**EXERCISE OBJECTIVE:**
Lines before the one containing "Output the text content of this document." are excluded; reproduce that line and all lines after it in the entries below, exactly.
BEGIN RECORD SET
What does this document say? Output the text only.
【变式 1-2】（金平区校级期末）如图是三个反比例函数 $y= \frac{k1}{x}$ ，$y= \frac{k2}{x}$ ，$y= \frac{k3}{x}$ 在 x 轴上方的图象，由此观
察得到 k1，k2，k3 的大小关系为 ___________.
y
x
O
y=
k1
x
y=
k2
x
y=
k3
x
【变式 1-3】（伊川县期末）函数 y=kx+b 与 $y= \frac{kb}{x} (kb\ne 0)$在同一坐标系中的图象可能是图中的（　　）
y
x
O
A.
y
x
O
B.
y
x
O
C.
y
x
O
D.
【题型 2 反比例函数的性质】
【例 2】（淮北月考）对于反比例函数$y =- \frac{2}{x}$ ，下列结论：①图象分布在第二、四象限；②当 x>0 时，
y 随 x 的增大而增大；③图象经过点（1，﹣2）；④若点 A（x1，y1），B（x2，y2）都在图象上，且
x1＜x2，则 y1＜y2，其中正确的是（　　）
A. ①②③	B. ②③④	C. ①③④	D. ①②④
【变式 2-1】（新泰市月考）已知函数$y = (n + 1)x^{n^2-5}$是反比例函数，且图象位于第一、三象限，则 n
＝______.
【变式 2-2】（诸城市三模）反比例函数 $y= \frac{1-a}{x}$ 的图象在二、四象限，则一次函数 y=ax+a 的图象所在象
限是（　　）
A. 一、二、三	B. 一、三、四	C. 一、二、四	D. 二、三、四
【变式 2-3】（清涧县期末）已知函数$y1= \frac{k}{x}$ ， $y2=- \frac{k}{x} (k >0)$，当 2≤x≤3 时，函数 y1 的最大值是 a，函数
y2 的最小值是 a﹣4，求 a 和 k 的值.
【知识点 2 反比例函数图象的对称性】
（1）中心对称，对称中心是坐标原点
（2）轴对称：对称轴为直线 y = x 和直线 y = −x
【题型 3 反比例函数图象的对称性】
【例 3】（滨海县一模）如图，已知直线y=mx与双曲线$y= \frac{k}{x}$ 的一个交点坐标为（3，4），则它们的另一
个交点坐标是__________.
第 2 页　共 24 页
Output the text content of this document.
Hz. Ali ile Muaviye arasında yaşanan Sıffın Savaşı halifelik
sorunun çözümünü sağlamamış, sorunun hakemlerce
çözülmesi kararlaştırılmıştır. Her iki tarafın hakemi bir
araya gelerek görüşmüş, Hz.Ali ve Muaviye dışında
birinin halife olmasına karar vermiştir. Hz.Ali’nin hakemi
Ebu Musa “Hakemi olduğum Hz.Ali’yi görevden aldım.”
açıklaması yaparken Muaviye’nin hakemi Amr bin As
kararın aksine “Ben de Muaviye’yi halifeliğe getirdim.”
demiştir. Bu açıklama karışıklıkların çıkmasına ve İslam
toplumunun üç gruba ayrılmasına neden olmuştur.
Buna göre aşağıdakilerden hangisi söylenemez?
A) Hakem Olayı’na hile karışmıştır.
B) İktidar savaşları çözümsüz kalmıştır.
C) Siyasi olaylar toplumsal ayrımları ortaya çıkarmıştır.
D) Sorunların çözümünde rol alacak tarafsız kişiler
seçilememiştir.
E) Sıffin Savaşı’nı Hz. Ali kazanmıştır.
END RECORD SET
**THE REPLY:**
Output the text content of this document.
Hz. Ali ile Muaviye arasında yaşanan Sıffın Savaşı halifelik
sorunun çözümünü sağlamamış, sorunun hakemlerce
çözülmesi kararlaştırılmıştır. Her iki tarafın hakemi bir
araya gelerek görüşmüş, Hz.Ali ve Muaviye dışında
birinin halife olmasına karar vermiştir. Hz.Ali’nin hakemi
Ebu Musa “Hakemi olduğum Hz.Ali’yi görevden aldım.”
açıklaması yaparken Muaviye’nin hakemi Amr bin As
kararın aksine “Ben de Muaviye’yi halifeliğe getirdim.”
demiştir. Bu açıklama karışıklıkların çıkmasına ve İslam
toplumunun üç gruba ayrılmasına neden olmuştur.
Buna göre aşağıdakilerden hangisi söylenemez?
A) Hakem Olayı’na hile karışmıştır.
B) İktidar savaşları çözümsüz kalmıştır.
C) Siyasi olaylar toplumsal ayrımları ortaya çıkarmıştır.
D) Sorunların çözümünde rol alacak tarafsız kişiler
seçilememiştir.
E) Sıffin Savaşı’nı Hz. Ali kazanmıştır.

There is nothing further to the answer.